The entries below contain pictures. Retype everything except those pictures, exactly as given.

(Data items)
** Begin **

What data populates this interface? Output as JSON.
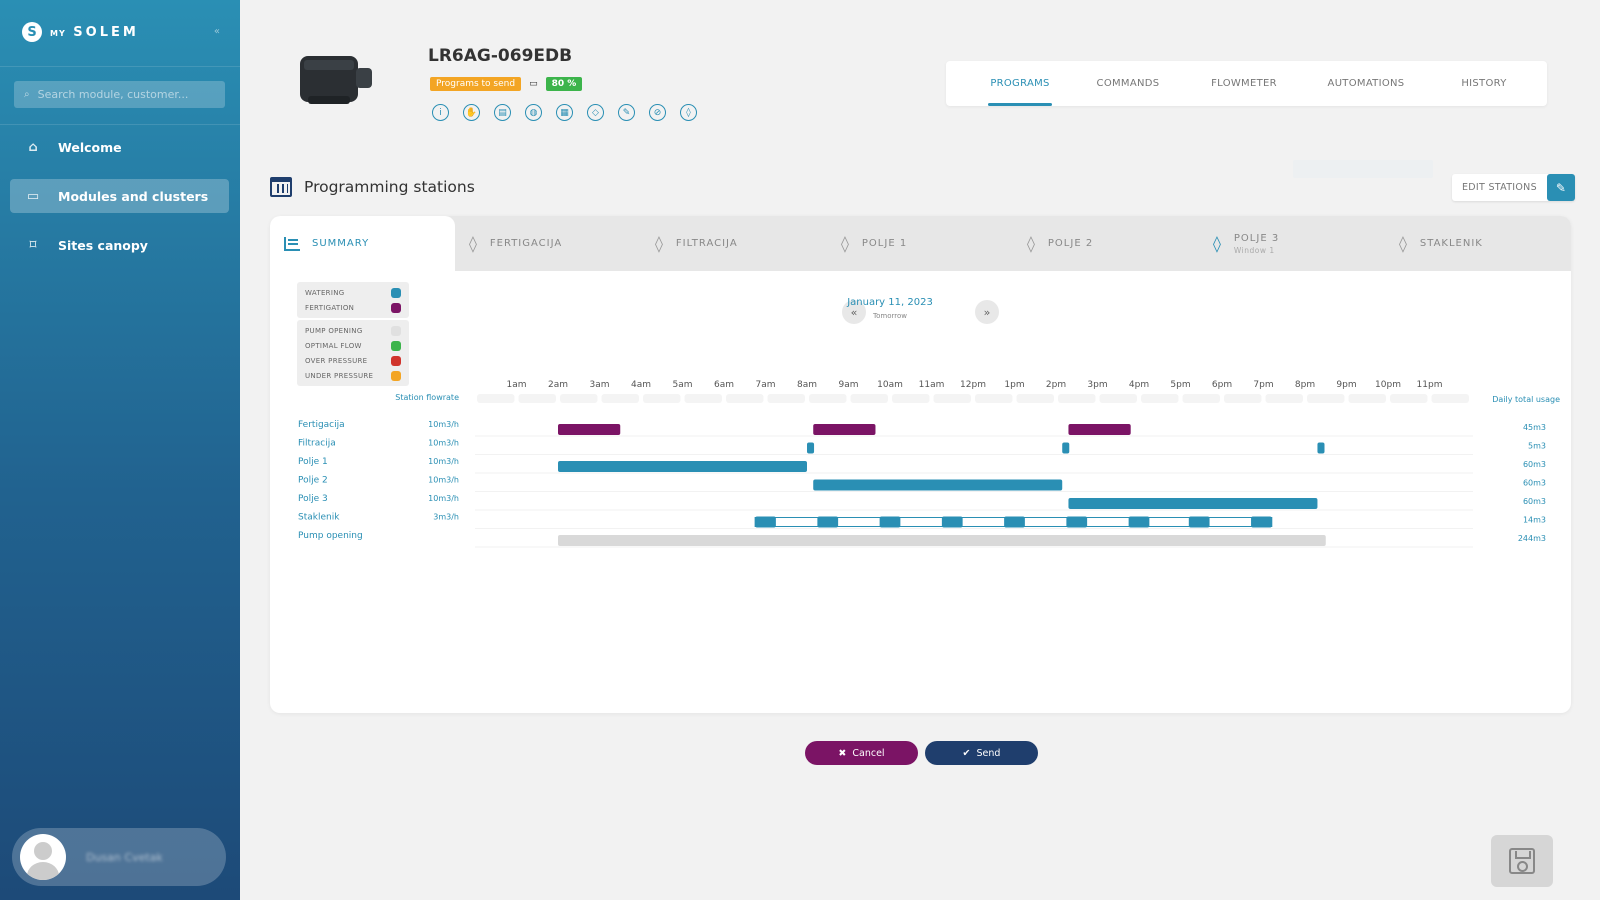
{
  "sidebar": {
    "logo_prefix": "MY",
    "logo_brand": "SOLEM",
    "collapse_icon": "«",
    "search_placeholder": "Search module, customer...",
    "items": [
      {
        "label": "Welcome",
        "icon": "home-icon",
        "active": false
      },
      {
        "label": "Modules and clusters",
        "icon": "modules-icon",
        "active": true
      },
      {
        "label": "Sites canopy",
        "icon": "map-icon",
        "active": false
      }
    ],
    "user_name": "Dusan Cvetak"
  },
  "device": {
    "title": "LR6AG-069EDB",
    "status_badge": "Programs to send",
    "battery": "80 %",
    "action_icons": [
      "info-icon",
      "hand-icon",
      "book-icon",
      "globe-icon",
      "calculator-icon",
      "tag-icon",
      "pencil-icon",
      "no-water-icon",
      "water-drop-icon"
    ]
  },
  "tabs": [
    {
      "label": "PROGRAMS",
      "active": true
    },
    {
      "label": "COMMANDS",
      "active": false
    },
    {
      "label": "FLOWMETER",
      "active": false
    },
    {
      "label": "AUTOMATIONS",
      "active": false
    },
    {
      "label": "HISTORY",
      "active": false
    }
  ],
  "section": {
    "title": "Programming stations",
    "edit_stations": "EDIT STATIONS"
  },
  "station_tabs": [
    {
      "label": "SUMMARY",
      "sub": "",
      "active": true
    },
    {
      "label": "FERTIGACIJA",
      "sub": ""
    },
    {
      "label": "FILTRACIJA",
      "sub": ""
    },
    {
      "label": "POLJE 1",
      "sub": ""
    },
    {
      "label": "POLJE 2",
      "sub": ""
    },
    {
      "label": "POLJE 3",
      "sub": "Window 1"
    },
    {
      "label": "STAKLENIK",
      "sub": ""
    }
  ],
  "legend": {
    "group1": [
      {
        "label": "WATERING",
        "color": "#2a8fb4"
      },
      {
        "label": "FERTIGATION",
        "color": "#7b1465"
      }
    ],
    "group2": [
      {
        "label": "PUMP OPENING",
        "color": "#e0e0e0"
      },
      {
        "label": "OPTIMAL FLOW",
        "color": "#3cb44b"
      },
      {
        "label": "OVER PRESSURE",
        "color": "#d0342c"
      },
      {
        "label": "UNDER PRESSURE",
        "color": "#f3a524"
      }
    ]
  },
  "date": {
    "label": "January 11, 2023",
    "sub": "Tomorrow",
    "prev": "«",
    "next": "»"
  },
  "chart_data": {
    "type": "gantt",
    "hours": [
      "1am",
      "2am",
      "3am",
      "4am",
      "5am",
      "6am",
      "7am",
      "8am",
      "9am",
      "10am",
      "11am",
      "12pm",
      "1pm",
      "2pm",
      "3pm",
      "4pm",
      "5pm",
      "6pm",
      "7pm",
      "8pm",
      "9pm",
      "10pm",
      "11pm"
    ],
    "flowrate_header": "Station flowrate",
    "usage_header": "Daily total usage",
    "rows": [
      {
        "name": "Fertigacija",
        "flowrate": "10m3/h",
        "usage": "45m3",
        "kind": "fertigation",
        "segments": [
          [
            2.0,
            3.5
          ],
          [
            8.15,
            9.65
          ],
          [
            14.3,
            15.8
          ]
        ]
      },
      {
        "name": "Filtracija",
        "flowrate": "10m3/h",
        "usage": "5m3",
        "kind": "watering",
        "segments": [
          [
            8.0,
            8.17
          ],
          [
            14.15,
            14.32
          ],
          [
            20.3,
            20.47
          ]
        ]
      },
      {
        "name": "Polje 1",
        "flowrate": "10m3/h",
        "usage": "60m3",
        "kind": "watering",
        "segments": [
          [
            2.0,
            8.0
          ]
        ]
      },
      {
        "name": "Polje 2",
        "flowrate": "10m3/h",
        "usage": "60m3",
        "kind": "watering",
        "segments": [
          [
            8.15,
            14.15
          ]
        ]
      },
      {
        "name": "Polje 3",
        "flowrate": "10m3/h",
        "usage": "60m3",
        "kind": "watering",
        "segments": [
          [
            14.3,
            20.3
          ]
        ]
      },
      {
        "name": "Staklenik",
        "flowrate": "3m3/h",
        "usage": "14m3",
        "kind": "pulsed",
        "segments": [
          [
            6.75,
            7.25
          ],
          [
            8.25,
            8.75
          ],
          [
            9.75,
            10.25
          ],
          [
            11.25,
            11.75
          ],
          [
            12.75,
            13.25
          ],
          [
            14.25,
            14.75
          ],
          [
            15.75,
            16.25
          ],
          [
            17.2,
            17.7
          ],
          [
            18.7,
            19.2
          ]
        ],
        "span": [
          6.75,
          19.2
        ]
      },
      {
        "name": "Pump opening",
        "flowrate": "",
        "usage": "244m3",
        "kind": "pump",
        "segments": [
          [
            2.0,
            20.5
          ]
        ]
      }
    ]
  },
  "buttons": {
    "cancel": "Cancel",
    "send": "Send",
    "cancel_icon": "✖",
    "send_icon": "✔"
  }
}
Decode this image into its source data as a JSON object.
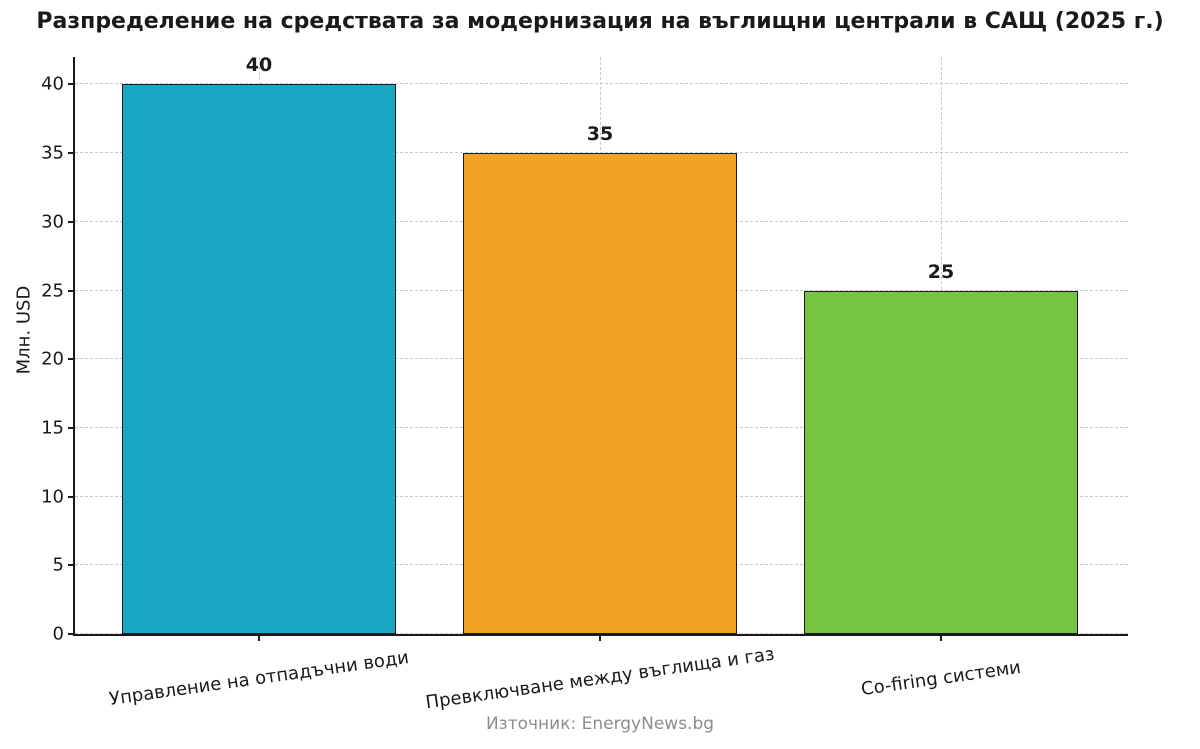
{
  "chart_data": {
    "type": "bar",
    "title": "Разпределение на средствата за модернизация на въглищни централи в САЩ (2025 г.)",
    "categories": [
      "Управление на отпадъчни води",
      "Превключване между въглища и газ",
      "Co-firing системи"
    ],
    "values": [
      40,
      35,
      25
    ],
    "value_labels": [
      "40",
      "35",
      "25"
    ],
    "bar_colors": [
      "#19a7c8",
      "#f0a223",
      "#76c442"
    ],
    "bar_edge_color": "#1a1a1a",
    "xlabel": "",
    "ylabel": "Млн. USD",
    "ylim": [
      0,
      42
    ],
    "yticks": [
      0,
      5,
      10,
      15,
      20,
      25,
      30,
      35,
      40
    ],
    "grid": true,
    "grid_style": "dashed",
    "legend_position": "none",
    "source": "Източник: EnergyNews.bg"
  }
}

** End **

Correct response
What data populates this interface? Output as JSON.
{
  "sidebar": {
    "logo_prefix": "MY",
    "logo_brand": "SOLEM",
    "collapse_icon": "«",
    "search_placeholder": "Search module, customer...",
    "items": [
      {
        "label": "Welcome",
        "icon": "home-icon",
        "active": false
      },
      {
        "label": "Modules and clusters",
        "icon": "modules-icon",
        "active": true
      },
      {
        "label": "Sites canopy",
        "icon": "map-icon",
        "active": false
      }
    ],
    "user_name": "Dusan Cvetak"
  },
  "device": {
    "title": "LR6AG-069EDB",
    "status_badge": "Programs to send",
    "battery": "80 %",
    "action_icons": [
      "info-icon",
      "hand-icon",
      "book-icon",
      "globe-icon",
      "calculator-icon",
      "tag-icon",
      "pencil-icon",
      "no-water-icon",
      "water-drop-icon"
    ]
  },
  "tabs": [
    {
      "label": "PROGRAMS",
      "active": true
    },
    {
      "label": "COMMANDS",
      "active": false
    },
    {
      "label": "FLOWMETER",
      "active": false
    },
    {
      "label": "AUTOMATIONS",
      "active": false
    },
    {
      "label": "HISTORY",
      "active": false
    }
  ],
  "section": {
    "title": "Programming stations",
    "edit_stations": "EDIT STATIONS"
  },
  "station_tabs": [
    {
      "label": "SUMMARY",
      "sub": "",
      "active": true
    },
    {
      "label": "FERTIGACIJA",
      "sub": ""
    },
    {
      "label": "FILTRACIJA",
      "sub": ""
    },
    {
      "label": "POLJE 1",
      "sub": ""
    },
    {
      "label": "POLJE 2",
      "sub": ""
    },
    {
      "label": "POLJE 3",
      "sub": "Window 1"
    },
    {
      "label": "STAKLENIK",
      "sub": ""
    }
  ],
  "legend": {
    "group1": [
      {
        "label": "WATERING",
        "color": "#2a8fb4"
      },
      {
        "label": "FERTIGATION",
        "color": "#7b1465"
      }
    ],
    "group2": [
      {
        "label": "PUMP OPENING",
        "color": "#e0e0e0"
      },
      {
        "label": "OPTIMAL FLOW",
        "color": "#3cb44b"
      },
      {
        "label": "OVER PRESSURE",
        "color": "#d0342c"
      },
      {
        "label": "UNDER PRESSURE",
        "color": "#f3a524"
      }
    ]
  },
  "date": {
    "label": "January 11, 2023",
    "sub": "Tomorrow",
    "prev": "«",
    "next": "»"
  },
  "chart_data": {
    "type": "gantt",
    "hours": [
      "1am",
      "2am",
      "3am",
      "4am",
      "5am",
      "6am",
      "7am",
      "8am",
      "9am",
      "10am",
      "11am",
      "12pm",
      "1pm",
      "2pm",
      "3pm",
      "4pm",
      "5pm",
      "6pm",
      "7pm",
      "8pm",
      "9pm",
      "10pm",
      "11pm"
    ],
    "flowrate_header": "Station flowrate",
    "usage_header": "Daily total usage",
    "rows": [
      {
        "name": "Fertigacija",
        "flowrate": "10m3/h",
        "usage": "45m3",
        "kind": "fertigation",
        "segments": [
          [
            2.0,
            3.5
          ],
          [
            8.15,
            9.65
          ],
          [
            14.3,
            15.8
          ]
        ]
      },
      {
        "name": "Filtracija",
        "flowrate": "10m3/h",
        "usage": "5m3",
        "kind": "watering",
        "segments": [
          [
            8.0,
            8.17
          ],
          [
            14.15,
            14.32
          ],
          [
            20.3,
            20.47
          ]
        ]
      },
      {
        "name": "Polje 1",
        "flowrate": "10m3/h",
        "usage": "60m3",
        "kind": "watering",
        "segments": [
          [
            2.0,
            8.0
          ]
        ]
      },
      {
        "name": "Polje 2",
        "flowrate": "10m3/h",
        "usage": "60m3",
        "kind": "watering",
        "segments": [
          [
            8.15,
            14.15
          ]
        ]
      },
      {
        "name": "Polje 3",
        "flowrate": "10m3/h",
        "usage": "60m3",
        "kind": "watering",
        "segments": [
          [
            14.3,
            20.3
          ]
        ]
      },
      {
        "name": "Staklenik",
        "flowrate": "3m3/h",
        "usage": "14m3",
        "kind": "pulsed",
        "segments": [
          [
            6.75,
            7.25
          ],
          [
            8.25,
            8.75
          ],
          [
            9.75,
            10.25
          ],
          [
            11.25,
            11.75
          ],
          [
            12.75,
            13.25
          ],
          [
            14.25,
            14.75
          ],
          [
            15.75,
            16.25
          ],
          [
            17.2,
            17.7
          ],
          [
            18.7,
            19.2
          ]
        ],
        "span": [
          6.75,
          19.2
        ]
      },
      {
        "name": "Pump opening",
        "flowrate": "",
        "usage": "244m3",
        "kind": "pump",
        "segments": [
          [
            2.0,
            20.5
          ]
        ]
      }
    ]
  },
  "buttons": {
    "cancel": "Cancel",
    "send": "Send",
    "cancel_icon": "✖",
    "send_icon": "✔"
  }
}
Decode this image into its source data as a JSON object.
{
  "chart_data": {
    "type": "bar",
    "title": "Разпределение на средствата за модернизация на въглищни централи в САЩ (2025 г.)",
    "categories": [
      "Управление на отпадъчни води",
      "Превключване между въглища и газ",
      "Co-firing системи"
    ],
    "values": [
      40,
      35,
      25
    ],
    "value_labels": [
      "40",
      "35",
      "25"
    ],
    "bar_colors": [
      "#19a7c8",
      "#f0a223",
      "#76c442"
    ],
    "bar_edge_color": "#1a1a1a",
    "xlabel": "",
    "ylabel": "Млн. USD",
    "ylim": [
      0,
      42
    ],
    "yticks": [
      0,
      5,
      10,
      15,
      20,
      25,
      30,
      35,
      40
    ],
    "grid": true,
    "grid_style": "dashed",
    "legend_position": "none",
    "source": "Източник: EnergyNews.bg"
  }
}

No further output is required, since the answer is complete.